_TO BE DONE_
Work through the data and report how many lines include the string "Distortion", giving the number alone.

▬▬▬▬▬▬▬▬▬▬

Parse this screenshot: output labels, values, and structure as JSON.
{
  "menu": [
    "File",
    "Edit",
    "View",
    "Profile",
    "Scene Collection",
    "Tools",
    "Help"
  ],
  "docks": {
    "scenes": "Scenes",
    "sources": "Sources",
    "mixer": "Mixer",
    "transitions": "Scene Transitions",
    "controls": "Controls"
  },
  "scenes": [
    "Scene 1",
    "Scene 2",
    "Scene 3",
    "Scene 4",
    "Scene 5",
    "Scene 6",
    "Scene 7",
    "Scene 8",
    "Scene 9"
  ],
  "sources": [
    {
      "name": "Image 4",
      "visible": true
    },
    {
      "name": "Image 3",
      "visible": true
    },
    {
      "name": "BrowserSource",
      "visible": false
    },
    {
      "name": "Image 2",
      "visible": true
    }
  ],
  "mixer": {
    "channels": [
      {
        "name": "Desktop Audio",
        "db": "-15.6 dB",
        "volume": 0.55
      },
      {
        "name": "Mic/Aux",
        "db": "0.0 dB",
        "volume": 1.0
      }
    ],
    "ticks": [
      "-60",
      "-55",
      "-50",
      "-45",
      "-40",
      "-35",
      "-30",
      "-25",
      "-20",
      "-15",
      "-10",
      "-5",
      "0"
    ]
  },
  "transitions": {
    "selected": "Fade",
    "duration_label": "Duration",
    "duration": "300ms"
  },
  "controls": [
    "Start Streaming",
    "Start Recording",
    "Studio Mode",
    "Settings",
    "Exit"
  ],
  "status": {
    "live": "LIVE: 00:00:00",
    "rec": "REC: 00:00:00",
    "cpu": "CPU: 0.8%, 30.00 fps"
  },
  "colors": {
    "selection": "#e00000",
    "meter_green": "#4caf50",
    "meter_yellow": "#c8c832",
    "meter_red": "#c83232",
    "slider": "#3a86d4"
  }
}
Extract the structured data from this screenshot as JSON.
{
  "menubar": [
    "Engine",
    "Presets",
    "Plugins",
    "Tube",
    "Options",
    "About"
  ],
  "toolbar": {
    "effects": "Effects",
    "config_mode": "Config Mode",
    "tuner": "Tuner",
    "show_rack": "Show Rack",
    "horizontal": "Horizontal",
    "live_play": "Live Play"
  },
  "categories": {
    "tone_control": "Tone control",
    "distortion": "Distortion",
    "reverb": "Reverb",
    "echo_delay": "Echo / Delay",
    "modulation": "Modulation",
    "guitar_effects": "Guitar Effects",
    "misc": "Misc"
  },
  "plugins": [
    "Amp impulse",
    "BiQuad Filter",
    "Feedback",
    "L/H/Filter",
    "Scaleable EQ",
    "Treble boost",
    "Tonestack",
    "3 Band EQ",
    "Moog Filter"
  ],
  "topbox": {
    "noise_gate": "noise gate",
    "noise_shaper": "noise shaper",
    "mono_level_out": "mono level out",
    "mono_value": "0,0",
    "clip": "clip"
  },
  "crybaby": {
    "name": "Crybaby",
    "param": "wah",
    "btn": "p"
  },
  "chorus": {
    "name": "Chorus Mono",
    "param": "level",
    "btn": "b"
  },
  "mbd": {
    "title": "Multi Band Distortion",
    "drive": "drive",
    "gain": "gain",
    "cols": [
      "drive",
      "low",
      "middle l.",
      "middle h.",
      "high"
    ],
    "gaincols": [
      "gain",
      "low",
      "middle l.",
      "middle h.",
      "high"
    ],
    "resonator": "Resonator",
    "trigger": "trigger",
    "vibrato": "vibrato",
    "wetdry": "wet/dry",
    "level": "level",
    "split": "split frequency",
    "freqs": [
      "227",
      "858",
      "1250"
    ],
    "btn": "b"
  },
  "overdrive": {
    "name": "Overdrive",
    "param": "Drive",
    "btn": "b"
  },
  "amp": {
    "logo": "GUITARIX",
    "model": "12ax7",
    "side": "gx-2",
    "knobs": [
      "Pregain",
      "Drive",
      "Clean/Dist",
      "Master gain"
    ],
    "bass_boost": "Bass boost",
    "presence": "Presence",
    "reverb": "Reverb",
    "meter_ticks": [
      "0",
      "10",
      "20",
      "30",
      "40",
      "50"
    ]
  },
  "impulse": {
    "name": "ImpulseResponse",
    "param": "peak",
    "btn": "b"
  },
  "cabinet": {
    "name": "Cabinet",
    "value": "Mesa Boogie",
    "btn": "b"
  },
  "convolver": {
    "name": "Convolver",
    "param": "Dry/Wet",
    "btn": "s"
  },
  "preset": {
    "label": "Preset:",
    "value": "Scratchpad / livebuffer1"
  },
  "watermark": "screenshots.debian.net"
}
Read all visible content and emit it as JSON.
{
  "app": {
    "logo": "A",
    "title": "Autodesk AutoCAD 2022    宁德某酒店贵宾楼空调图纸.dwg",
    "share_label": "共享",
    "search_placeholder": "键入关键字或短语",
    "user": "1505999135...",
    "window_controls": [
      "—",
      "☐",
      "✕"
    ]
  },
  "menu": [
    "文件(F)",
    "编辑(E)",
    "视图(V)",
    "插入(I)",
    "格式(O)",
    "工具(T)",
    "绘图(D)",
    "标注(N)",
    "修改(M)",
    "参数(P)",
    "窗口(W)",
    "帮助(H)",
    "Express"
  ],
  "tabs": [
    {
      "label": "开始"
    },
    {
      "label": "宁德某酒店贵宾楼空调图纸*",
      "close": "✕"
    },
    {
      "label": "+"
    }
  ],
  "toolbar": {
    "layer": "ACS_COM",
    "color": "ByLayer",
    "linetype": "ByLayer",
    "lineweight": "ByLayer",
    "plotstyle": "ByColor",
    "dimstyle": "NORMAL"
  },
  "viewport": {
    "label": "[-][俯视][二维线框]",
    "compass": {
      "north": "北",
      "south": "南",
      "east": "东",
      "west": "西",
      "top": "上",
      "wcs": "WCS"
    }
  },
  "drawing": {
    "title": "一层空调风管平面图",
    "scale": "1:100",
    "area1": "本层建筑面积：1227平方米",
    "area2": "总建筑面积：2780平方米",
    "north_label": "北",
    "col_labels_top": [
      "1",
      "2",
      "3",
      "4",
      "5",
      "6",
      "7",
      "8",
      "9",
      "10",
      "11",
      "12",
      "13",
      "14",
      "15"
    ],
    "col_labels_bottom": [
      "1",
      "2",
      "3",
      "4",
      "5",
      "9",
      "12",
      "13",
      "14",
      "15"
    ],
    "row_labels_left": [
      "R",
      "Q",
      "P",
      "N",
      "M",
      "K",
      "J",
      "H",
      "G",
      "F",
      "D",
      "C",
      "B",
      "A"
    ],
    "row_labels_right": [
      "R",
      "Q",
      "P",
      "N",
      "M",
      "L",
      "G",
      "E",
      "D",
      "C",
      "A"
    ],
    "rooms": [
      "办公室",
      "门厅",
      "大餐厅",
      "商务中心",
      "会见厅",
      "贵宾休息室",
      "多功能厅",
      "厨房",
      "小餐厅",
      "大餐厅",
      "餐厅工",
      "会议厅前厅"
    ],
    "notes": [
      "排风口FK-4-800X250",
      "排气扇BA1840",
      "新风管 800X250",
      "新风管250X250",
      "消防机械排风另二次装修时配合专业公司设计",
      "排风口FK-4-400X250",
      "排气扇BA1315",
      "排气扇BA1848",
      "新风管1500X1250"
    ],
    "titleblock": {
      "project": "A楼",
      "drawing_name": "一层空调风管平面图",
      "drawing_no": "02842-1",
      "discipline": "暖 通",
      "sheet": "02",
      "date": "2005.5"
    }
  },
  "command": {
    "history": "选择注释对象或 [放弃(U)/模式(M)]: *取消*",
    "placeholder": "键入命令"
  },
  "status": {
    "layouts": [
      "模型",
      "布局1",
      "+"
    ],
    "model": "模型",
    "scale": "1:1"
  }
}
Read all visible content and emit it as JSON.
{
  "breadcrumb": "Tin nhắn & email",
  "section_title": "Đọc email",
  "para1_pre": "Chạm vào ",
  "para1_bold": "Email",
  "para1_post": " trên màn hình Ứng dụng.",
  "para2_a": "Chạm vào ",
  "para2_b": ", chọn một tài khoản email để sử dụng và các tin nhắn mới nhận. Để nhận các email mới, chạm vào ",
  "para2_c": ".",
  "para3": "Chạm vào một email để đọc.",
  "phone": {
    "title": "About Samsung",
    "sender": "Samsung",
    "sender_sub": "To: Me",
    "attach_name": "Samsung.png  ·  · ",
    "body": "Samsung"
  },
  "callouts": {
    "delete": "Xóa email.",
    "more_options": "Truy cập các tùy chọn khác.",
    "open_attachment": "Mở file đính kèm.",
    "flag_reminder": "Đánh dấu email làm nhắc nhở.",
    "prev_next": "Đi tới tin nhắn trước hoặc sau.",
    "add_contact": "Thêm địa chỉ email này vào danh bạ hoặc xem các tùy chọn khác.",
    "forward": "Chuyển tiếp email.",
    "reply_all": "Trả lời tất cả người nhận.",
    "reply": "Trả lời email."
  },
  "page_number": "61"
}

▬▬▬▬▬▬▬▬▬▬

_ANSWER TO THIS PROBLEM_
2